— Start Data provided —
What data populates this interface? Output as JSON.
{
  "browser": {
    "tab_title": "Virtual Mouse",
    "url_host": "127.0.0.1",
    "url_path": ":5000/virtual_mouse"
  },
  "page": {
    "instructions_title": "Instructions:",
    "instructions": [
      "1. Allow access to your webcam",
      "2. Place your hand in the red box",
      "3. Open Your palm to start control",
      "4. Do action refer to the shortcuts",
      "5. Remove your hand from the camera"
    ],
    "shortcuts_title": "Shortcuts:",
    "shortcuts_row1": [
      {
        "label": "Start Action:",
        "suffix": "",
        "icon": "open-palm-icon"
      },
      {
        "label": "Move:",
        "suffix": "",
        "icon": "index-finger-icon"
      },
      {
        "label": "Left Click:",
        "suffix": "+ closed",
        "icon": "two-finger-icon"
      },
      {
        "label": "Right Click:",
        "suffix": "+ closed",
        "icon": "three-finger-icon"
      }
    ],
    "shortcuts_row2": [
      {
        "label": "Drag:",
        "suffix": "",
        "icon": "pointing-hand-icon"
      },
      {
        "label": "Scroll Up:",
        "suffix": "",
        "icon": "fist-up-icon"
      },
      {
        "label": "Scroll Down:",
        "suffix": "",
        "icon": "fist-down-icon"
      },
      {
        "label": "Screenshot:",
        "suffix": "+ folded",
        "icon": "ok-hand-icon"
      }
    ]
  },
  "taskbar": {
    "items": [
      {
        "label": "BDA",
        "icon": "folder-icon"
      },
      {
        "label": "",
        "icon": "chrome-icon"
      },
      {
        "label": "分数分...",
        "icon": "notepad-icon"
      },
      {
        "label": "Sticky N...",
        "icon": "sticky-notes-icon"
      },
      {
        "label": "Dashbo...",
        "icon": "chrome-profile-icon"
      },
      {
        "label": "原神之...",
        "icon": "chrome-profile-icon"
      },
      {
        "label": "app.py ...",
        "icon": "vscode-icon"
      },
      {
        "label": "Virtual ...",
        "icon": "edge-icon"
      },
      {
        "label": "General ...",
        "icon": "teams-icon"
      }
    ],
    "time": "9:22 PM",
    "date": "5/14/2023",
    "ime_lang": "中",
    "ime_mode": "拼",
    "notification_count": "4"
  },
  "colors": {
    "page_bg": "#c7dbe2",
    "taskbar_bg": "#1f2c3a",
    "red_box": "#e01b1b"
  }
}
— End Data provided —
**Stated goal:**
Return each line in the records that holds the string "hand".

**Answer:**
      "2. Place your hand in the red box",
      "5. Remove your hand from the camera"
        "icon": "pointing-hand-icon"
        "icon": "ok-hand-icon"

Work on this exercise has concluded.